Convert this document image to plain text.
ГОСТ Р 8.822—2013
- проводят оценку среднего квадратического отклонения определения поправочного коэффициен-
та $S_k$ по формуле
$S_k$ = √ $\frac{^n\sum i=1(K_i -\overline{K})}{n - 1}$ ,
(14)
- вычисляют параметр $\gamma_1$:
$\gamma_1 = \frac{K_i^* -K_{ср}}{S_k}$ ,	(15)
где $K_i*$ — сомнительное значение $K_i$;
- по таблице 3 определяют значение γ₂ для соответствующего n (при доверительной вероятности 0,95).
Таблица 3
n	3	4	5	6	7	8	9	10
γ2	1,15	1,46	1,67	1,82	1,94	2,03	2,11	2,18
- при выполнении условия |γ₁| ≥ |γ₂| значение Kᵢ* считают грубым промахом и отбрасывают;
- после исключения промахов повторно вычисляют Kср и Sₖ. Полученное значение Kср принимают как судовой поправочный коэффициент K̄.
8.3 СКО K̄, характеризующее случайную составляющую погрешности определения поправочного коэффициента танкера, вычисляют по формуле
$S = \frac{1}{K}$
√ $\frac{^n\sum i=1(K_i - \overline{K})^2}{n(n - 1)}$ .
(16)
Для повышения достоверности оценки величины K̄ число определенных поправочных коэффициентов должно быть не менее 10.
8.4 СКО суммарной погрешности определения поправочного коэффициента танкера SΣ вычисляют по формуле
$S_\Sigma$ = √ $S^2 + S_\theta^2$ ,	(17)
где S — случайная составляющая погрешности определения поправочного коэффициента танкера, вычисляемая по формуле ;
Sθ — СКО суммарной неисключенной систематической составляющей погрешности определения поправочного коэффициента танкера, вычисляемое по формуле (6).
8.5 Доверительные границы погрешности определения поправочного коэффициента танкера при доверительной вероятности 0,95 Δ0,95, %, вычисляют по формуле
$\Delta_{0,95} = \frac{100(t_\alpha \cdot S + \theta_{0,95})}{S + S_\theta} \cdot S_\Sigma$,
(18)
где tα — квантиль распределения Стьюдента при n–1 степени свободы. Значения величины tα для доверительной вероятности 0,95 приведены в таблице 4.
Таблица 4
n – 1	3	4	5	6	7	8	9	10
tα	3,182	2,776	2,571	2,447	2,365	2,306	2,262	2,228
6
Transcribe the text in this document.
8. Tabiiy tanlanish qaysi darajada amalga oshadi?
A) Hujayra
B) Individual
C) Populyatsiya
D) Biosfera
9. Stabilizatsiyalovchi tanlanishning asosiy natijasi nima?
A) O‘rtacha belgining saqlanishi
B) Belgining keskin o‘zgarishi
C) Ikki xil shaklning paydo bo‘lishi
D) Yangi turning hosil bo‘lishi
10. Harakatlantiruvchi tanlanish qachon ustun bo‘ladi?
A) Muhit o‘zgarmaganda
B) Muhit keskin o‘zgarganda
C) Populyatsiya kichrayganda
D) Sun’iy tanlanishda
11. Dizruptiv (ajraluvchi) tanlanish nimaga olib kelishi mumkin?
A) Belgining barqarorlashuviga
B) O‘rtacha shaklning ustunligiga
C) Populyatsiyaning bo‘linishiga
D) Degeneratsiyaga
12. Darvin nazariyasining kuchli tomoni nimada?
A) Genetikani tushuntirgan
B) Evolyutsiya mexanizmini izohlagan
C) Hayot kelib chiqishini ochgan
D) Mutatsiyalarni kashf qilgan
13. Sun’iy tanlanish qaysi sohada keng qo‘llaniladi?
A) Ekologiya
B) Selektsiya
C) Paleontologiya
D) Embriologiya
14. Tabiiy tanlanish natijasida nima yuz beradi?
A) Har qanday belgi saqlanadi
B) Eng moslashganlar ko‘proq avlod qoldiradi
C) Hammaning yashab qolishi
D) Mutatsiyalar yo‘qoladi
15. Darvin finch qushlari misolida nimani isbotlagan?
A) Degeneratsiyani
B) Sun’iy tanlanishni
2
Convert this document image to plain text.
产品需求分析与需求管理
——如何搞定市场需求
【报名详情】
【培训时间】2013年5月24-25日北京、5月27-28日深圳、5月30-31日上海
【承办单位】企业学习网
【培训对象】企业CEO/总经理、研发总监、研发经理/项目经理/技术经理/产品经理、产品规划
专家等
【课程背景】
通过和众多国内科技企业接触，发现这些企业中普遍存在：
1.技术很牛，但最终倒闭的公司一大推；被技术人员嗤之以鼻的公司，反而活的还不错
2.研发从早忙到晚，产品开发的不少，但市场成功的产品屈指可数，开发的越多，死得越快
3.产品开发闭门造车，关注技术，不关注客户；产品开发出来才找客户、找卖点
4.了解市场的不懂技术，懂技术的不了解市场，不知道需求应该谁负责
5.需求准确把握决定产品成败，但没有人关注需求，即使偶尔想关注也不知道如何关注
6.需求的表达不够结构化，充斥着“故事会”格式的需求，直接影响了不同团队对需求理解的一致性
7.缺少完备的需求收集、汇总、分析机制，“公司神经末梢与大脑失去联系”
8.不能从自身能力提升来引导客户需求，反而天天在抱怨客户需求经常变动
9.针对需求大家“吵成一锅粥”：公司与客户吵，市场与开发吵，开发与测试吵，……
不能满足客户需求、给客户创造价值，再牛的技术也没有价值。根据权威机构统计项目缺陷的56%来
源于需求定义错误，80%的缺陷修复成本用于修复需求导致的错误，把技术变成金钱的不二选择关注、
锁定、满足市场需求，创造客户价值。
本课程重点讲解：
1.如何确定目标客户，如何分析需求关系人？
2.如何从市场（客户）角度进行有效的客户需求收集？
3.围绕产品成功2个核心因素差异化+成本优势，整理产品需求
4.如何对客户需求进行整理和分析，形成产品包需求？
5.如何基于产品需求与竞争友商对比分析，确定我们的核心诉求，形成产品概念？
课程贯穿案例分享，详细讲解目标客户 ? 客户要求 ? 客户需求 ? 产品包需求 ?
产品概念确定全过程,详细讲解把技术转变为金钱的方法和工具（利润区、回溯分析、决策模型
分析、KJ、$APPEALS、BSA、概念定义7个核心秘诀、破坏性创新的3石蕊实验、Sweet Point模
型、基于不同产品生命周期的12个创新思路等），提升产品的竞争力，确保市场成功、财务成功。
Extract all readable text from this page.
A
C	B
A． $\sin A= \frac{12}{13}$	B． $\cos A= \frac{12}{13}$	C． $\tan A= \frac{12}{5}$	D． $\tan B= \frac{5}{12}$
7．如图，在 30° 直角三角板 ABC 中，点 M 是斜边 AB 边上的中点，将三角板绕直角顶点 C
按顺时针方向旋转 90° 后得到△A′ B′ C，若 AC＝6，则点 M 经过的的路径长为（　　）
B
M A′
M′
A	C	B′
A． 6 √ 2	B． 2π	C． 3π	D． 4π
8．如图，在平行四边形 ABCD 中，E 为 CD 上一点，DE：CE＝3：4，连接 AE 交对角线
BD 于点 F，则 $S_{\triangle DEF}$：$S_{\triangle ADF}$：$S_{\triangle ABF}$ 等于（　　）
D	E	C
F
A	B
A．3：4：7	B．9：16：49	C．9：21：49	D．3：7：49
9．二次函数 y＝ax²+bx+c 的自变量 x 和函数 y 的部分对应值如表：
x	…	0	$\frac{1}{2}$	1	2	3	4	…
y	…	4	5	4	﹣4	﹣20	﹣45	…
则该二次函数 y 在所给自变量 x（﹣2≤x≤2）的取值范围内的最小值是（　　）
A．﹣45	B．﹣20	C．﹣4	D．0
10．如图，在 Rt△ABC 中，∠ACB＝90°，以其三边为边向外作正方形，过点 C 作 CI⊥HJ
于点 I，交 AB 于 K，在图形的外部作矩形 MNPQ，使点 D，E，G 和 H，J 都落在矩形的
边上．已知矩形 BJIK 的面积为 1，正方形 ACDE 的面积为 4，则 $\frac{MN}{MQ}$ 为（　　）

Exercise requirements ▸ Retype all the records, matching them exactly.

Exercise output ▸
Convert this document image to plain text.
ГОСТ Р 8.822—2013
- проводят оценку среднего квадратического отклонения определения поправочного коэффициен-
та $S_k$ по формуле
$S_k$ = √ $\frac{^n\sum i=1(K_i -\overline{K})}{n - 1}$ ,
(14)
- вычисляют параметр $\gamma_1$:
$\gamma_1 = \frac{K_i^* -K_{ср}}{S_k}$ ,	(15)
где $K_i*$ — сомнительное значение $K_i$;
- по таблице 3 определяют значение γ₂ для соответствующего n (при доверительной вероятности 0,95).
Таблица 3
n	3	4	5	6	7	8	9	10
γ2	1,15	1,46	1,67	1,82	1,94	2,03	2,11	2,18
- при выполнении условия |γ₁| ≥ |γ₂| значение Kᵢ* считают грубым промахом и отбрасывают;
- после исключения промахов повторно вычисляют Kср и Sₖ. Полученное значение Kср принимают как судовой поправочный коэффициент K̄.
8.3 СКО K̄, характеризующее случайную составляющую погрешности определения поправочного коэффициента танкера, вычисляют по формуле
$S = \frac{1}{K}$
√ $\frac{^n\sum i=1(K_i - \overline{K})^2}{n(n - 1)}$ .
(16)
Для повышения достоверности оценки величины K̄ число определенных поправочных коэффициентов должно быть не менее 10.
8.4 СКО суммарной погрешности определения поправочного коэффициента танкера SΣ вычисляют по формуле
$S_\Sigma$ = √ $S^2 + S_\theta^2$ ,	(17)
где S — случайная составляющая погрешности определения поправочного коэффициента танкера, вычисляемая по формуле ;
Sθ — СКО суммарной неисключенной систематической составляющей погрешности определения поправочного коэффициента танкера, вычисляемое по формуле (6).
8.5 Доверительные границы погрешности определения поправочного коэффициента танкера при доверительной вероятности 0,95 Δ0,95, %, вычисляют по формуле
$\Delta_{0,95} = \frac{100(t_\alpha \cdot S + \theta_{0,95})}{S + S_\theta} \cdot S_\Sigma$,
(18)
где tα — квантиль распределения Стьюдента при n–1 степени свободы. Значения величины tα для доверительной вероятности 0,95 приведены в таблице 4.
Таблица 4
n – 1	3	4	5	6	7	8	9	10
tα	3,182	2,776	2,571	2,447	2,365	2,306	2,262	2,228
6
Transcribe the text in this document.
8. Tabiiy tanlanish qaysi darajada amalga oshadi?
A) Hujayra
B) Individual
C) Populyatsiya
D) Biosfera
9. Stabilizatsiyalovchi tanlanishning asosiy natijasi nima?
A) O‘rtacha belgining saqlanishi
B) Belgining keskin o‘zgarishi
C) Ikki xil shaklning paydo bo‘lishi
D) Yangi turning hosil bo‘lishi
10. Harakatlantiruvchi tanlanish qachon ustun bo‘ladi?
A) Muhit o‘zgarmaganda
B) Muhit keskin o‘zgarganda
C) Populyatsiya kichrayganda
D) Sun’iy tanlanishda
11. Dizruptiv (ajraluvchi) tanlanish nimaga olib kelishi mumkin?
A) Belgining barqarorlashuviga
B) O‘rtacha shaklning ustunligiga
C) Populyatsiyaning bo‘linishiga
D) Degeneratsiyaga
12. Darvin nazariyasining kuchli tomoni nimada?
A) Genetikani tushuntirgan
B) Evolyutsiya mexanizmini izohlagan
C) Hayot kelib chiqishini ochgan
D) Mutatsiyalarni kashf qilgan
13. Sun’iy tanlanish qaysi sohada keng qo‘llaniladi?
A) Ekologiya
B) Selektsiya
C) Paleontologiya
D) Embriologiya
14. Tabiiy tanlanish natijasida nima yuz beradi?
A) Har qanday belgi saqlanadi
B) Eng moslashganlar ko‘proq avlod qoldiradi
C) Hammaning yashab qolishi
D) Mutatsiyalar yo‘qoladi
15. Darvin finch qushlari misolida nimani isbotlagan?
A) Degeneratsiyani
B) Sun’iy tanlanishni
2
Convert this document image to plain text.
产品需求分析与需求管理
——如何搞定市场需求
【报名详情】
【培训时间】2013年5月24-25日北京、5月27-28日深圳、5月30-31日上海
【承办单位】企业学习网
【培训对象】企业CEO/总经理、研发总监、研发经理/项目经理/技术经理/产品经理、产品规划
专家等
【课程背景】
通过和众多国内科技企业接触，发现这些企业中普遍存在：
1.技术很牛，但最终倒闭的公司一大推；被技术人员嗤之以鼻的公司，反而活的还不错
2.研发从早忙到晚，产品开发的不少，但市场成功的产品屈指可数，开发的越多，死得越快
3.产品开发闭门造车，关注技术，不关注客户；产品开发出来才找客户、找卖点
4.了解市场的不懂技术，懂技术的不了解市场，不知道需求应该谁负责
5.需求准确把握决定产品成败，但没有人关注需求，即使偶尔想关注也不知道如何关注
6.需求的表达不够结构化，充斥着“故事会”格式的需求，直接影响了不同团队对需求理解的一致性
7.缺少完备的需求收集、汇总、分析机制，“公司神经末梢与大脑失去联系”
8.不能从自身能力提升来引导客户需求，反而天天在抱怨客户需求经常变动
9.针对需求大家“吵成一锅粥”：公司与客户吵，市场与开发吵，开发与测试吵，……
不能满足客户需求、给客户创造价值，再牛的技术也没有价值。根据权威机构统计项目缺陷的56%来
源于需求定义错误，80%的缺陷修复成本用于修复需求导致的错误，把技术变成金钱的不二选择关注、
锁定、满足市场需求，创造客户价值。
本课程重点讲解：
1.如何确定目标客户，如何分析需求关系人？
2.如何从市场（客户）角度进行有效的客户需求收集？
3.围绕产品成功2个核心因素差异化+成本优势，整理产品需求
4.如何对客户需求进行整理和分析，形成产品包需求？
5.如何基于产品需求与竞争友商对比分析，确定我们的核心诉求，形成产品概念？
课程贯穿案例分享，详细讲解目标客户 ? 客户要求 ? 客户需求 ? 产品包需求 ?
产品概念确定全过程,详细讲解把技术转变为金钱的方法和工具（利润区、回溯分析、决策模型
分析、KJ、$APPEALS、BSA、概念定义7个核心秘诀、破坏性创新的3石蕊实验、Sweet Point模
型、基于不同产品生命周期的12个创新思路等），提升产品的竞争力，确保市场成功、财务成功。
Extract all readable text from this page.
A
C	B
A． $\sin A= \frac{12}{13}$	B． $\cos A= \frac{12}{13}$	C． $\tan A= \frac{12}{5}$	D． $\tan B= \frac{5}{12}$
7．如图，在 30° 直角三角板 ABC 中，点 M 是斜边 AB 边上的中点，将三角板绕直角顶点 C
按顺时针方向旋转 90° 后得到△A′ B′ C，若 AC＝6，则点 M 经过的的路径长为（　　）
B
M A′
M′
A	C	B′
A． 6 √ 2	B． 2π	C． 3π	D． 4π
8．如图，在平行四边形 ABCD 中，E 为 CD 上一点，DE：CE＝3：4，连接 AE 交对角线
BD 于点 F，则 $S_{\triangle DEF}$：$S_{\triangle ADF}$：$S_{\triangle ABF}$ 等于（　　）
D	E	C
F
A	B
A．3：4：7	B．9：16：49	C．9：21：49	D．3：7：49
9．二次函数 y＝ax²+bx+c 的自变量 x 和函数 y 的部分对应值如表：
x	…	0	$\frac{1}{2}$	1	2	3	4	…
y	…	4	5	4	﹣4	﹣20	﹣45	…
则该二次函数 y 在所给自变量 x（﹣2≤x≤2）的取值范围内的最小值是（　　）
A．﹣45	B．﹣20	C．﹣4	D．0
10．如图，在 Rt△ABC 中，∠ACB＝90°，以其三边为边向外作正方形，过点 C 作 CI⊥HJ
于点 I，交 AB 于 K，在图形的外部作矩形 MNPQ，使点 D，E，G 和 H，J 都落在矩形的
边上．已知矩形 BJIK 的面积为 1，正方形 ACDE 的面积为 4，则 $\frac{MN}{MQ}$ 为（　　）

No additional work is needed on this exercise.